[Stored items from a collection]
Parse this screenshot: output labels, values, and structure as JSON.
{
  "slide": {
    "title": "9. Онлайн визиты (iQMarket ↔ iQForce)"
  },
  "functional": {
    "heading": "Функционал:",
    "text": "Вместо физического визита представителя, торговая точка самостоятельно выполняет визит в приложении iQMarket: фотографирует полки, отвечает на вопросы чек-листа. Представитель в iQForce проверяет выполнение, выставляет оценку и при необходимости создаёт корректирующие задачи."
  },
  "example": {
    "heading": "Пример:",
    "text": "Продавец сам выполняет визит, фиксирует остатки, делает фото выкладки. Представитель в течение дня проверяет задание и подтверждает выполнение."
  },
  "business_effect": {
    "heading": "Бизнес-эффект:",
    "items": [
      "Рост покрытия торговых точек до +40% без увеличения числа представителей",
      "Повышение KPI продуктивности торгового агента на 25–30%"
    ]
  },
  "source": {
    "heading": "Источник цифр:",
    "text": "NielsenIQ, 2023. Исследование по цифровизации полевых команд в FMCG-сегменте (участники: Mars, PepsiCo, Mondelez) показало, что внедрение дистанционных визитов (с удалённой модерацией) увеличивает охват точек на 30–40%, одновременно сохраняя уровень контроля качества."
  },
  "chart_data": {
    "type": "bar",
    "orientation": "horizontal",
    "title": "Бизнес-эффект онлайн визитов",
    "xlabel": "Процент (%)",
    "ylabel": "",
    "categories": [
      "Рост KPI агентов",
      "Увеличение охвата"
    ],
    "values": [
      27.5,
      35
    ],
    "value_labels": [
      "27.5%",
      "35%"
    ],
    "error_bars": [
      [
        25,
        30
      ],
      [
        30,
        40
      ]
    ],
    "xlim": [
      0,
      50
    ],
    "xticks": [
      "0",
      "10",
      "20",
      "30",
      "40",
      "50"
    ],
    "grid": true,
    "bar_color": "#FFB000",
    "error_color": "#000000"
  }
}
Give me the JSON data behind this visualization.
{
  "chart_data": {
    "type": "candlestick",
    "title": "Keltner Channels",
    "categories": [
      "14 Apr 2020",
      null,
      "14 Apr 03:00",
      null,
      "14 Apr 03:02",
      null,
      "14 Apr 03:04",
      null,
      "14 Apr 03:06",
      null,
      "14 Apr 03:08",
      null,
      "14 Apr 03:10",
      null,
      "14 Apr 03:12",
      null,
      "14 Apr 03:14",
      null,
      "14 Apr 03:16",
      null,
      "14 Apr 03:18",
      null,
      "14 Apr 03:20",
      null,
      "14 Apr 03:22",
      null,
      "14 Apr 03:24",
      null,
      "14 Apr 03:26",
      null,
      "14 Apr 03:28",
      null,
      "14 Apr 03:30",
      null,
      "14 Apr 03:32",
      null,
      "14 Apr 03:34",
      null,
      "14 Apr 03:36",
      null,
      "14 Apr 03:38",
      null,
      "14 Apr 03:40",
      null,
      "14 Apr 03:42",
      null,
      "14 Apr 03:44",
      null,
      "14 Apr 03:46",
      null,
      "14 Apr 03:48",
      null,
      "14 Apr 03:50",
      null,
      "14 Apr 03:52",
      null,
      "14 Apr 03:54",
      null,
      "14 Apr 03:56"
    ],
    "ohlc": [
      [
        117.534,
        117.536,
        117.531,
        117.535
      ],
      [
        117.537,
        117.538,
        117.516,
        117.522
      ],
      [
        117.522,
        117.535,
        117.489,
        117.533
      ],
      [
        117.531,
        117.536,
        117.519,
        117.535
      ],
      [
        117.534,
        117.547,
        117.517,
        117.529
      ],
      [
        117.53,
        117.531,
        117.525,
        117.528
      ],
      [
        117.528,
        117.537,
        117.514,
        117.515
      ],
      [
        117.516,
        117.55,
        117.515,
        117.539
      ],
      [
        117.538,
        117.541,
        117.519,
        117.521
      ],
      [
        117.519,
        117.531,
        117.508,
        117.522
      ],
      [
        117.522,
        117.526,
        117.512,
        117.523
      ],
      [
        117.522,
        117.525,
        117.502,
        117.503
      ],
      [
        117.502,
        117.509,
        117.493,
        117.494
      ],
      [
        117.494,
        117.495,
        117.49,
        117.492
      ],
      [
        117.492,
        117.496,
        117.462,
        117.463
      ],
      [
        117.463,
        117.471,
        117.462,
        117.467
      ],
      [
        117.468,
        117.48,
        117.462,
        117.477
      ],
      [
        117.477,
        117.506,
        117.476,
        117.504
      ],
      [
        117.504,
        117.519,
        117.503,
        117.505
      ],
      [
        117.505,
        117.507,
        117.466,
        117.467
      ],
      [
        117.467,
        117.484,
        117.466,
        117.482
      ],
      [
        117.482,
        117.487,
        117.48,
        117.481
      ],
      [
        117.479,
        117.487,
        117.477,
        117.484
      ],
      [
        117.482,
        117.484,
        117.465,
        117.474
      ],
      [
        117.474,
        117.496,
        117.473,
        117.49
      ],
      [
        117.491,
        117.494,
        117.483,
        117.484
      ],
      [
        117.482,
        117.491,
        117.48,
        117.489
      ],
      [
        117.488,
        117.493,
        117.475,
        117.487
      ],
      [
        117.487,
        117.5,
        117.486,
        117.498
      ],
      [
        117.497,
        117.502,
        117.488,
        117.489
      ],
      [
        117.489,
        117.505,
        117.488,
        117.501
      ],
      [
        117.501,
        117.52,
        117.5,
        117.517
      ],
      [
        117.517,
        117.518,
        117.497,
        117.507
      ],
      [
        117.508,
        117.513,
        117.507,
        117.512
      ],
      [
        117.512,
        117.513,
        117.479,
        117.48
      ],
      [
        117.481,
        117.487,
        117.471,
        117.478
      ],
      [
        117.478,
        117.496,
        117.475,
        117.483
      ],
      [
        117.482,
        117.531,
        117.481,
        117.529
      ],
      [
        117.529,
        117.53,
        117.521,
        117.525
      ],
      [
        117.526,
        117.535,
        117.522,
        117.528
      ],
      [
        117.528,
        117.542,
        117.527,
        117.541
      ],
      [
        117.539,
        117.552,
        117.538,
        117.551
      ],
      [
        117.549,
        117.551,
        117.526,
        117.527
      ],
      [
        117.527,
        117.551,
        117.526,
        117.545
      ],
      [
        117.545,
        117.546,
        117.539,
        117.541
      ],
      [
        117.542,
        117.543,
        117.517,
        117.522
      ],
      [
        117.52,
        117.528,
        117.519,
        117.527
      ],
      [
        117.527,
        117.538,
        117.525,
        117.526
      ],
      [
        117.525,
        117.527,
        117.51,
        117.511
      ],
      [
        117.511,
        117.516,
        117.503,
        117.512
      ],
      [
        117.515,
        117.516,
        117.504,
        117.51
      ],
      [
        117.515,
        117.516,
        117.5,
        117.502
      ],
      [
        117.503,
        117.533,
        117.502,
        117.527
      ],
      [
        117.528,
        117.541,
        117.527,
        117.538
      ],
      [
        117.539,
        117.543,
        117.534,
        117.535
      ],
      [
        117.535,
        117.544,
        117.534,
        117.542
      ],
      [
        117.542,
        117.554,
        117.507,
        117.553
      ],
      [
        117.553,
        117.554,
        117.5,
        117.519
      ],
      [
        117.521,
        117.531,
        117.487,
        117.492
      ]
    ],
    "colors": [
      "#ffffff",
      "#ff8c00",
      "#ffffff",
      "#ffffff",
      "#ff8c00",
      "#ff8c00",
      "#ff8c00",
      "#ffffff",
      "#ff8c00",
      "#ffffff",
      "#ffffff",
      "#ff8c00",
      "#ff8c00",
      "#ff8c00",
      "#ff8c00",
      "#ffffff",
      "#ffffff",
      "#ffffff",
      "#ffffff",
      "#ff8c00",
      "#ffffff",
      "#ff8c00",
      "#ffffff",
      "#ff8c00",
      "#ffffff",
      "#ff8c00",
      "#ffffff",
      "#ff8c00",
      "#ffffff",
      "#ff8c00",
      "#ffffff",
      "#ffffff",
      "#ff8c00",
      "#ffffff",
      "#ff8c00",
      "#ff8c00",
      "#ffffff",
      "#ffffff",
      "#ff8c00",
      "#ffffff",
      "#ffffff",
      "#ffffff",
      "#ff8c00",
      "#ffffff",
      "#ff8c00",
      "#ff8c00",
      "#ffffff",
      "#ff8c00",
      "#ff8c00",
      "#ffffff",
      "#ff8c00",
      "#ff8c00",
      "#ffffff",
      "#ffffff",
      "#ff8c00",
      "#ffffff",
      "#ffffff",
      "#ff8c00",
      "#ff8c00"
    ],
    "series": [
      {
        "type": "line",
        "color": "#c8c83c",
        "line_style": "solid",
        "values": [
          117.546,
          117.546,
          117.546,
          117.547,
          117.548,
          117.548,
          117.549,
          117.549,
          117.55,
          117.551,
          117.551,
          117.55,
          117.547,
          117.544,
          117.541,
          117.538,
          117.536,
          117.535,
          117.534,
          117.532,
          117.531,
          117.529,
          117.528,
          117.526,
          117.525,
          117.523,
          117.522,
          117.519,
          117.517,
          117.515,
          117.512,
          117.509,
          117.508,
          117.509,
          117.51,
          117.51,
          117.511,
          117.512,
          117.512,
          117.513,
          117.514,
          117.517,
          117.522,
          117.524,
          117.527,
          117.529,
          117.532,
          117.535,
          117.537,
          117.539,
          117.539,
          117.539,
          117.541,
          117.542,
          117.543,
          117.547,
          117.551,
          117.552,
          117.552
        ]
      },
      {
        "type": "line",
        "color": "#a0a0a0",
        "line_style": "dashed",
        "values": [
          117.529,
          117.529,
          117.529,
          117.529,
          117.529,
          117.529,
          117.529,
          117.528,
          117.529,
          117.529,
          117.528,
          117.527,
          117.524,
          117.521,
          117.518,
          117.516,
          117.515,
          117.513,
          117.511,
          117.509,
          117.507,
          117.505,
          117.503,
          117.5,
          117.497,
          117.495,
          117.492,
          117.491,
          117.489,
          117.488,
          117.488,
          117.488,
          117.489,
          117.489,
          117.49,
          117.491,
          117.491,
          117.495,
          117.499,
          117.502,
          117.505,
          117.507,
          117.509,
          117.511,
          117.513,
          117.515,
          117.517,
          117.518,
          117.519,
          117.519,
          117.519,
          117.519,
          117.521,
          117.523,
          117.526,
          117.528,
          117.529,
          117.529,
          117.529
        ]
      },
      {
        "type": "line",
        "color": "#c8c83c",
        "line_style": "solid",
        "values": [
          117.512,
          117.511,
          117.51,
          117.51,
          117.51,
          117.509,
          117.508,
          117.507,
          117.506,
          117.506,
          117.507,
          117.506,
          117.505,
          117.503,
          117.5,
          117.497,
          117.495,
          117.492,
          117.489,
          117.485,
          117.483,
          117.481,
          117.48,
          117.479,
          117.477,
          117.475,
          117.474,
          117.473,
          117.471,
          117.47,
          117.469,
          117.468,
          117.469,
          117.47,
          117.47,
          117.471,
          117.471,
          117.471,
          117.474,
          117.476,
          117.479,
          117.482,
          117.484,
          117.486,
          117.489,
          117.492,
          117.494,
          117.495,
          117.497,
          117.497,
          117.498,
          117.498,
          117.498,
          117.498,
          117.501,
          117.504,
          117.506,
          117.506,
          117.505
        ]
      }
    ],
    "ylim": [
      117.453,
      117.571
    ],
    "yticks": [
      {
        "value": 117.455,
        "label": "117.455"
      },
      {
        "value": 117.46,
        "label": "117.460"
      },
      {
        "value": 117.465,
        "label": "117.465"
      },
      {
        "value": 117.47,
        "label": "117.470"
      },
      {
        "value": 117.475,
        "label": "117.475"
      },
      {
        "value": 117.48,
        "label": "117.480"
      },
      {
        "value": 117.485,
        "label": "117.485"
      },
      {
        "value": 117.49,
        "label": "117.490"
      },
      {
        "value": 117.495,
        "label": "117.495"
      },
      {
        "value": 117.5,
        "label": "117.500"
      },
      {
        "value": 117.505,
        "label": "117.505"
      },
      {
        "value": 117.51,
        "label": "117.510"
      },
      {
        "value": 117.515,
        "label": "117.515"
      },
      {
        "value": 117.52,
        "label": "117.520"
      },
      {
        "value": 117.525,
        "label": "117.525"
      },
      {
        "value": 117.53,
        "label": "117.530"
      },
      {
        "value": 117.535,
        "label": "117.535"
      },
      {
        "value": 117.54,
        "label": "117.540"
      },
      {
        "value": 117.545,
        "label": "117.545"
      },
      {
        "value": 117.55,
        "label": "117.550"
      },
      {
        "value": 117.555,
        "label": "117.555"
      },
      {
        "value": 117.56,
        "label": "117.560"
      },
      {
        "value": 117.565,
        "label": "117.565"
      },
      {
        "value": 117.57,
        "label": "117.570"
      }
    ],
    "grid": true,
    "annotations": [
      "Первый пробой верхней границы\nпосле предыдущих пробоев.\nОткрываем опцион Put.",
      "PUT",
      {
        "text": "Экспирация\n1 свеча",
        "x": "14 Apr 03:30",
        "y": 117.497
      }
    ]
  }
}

» **The exercise**: Go over the data above and copy every line that has the word "JSON" in it.

» **The solution**:
Parse this screenshot: output labels, values, and structure as JSON.
Give me the JSON data behind this visualization.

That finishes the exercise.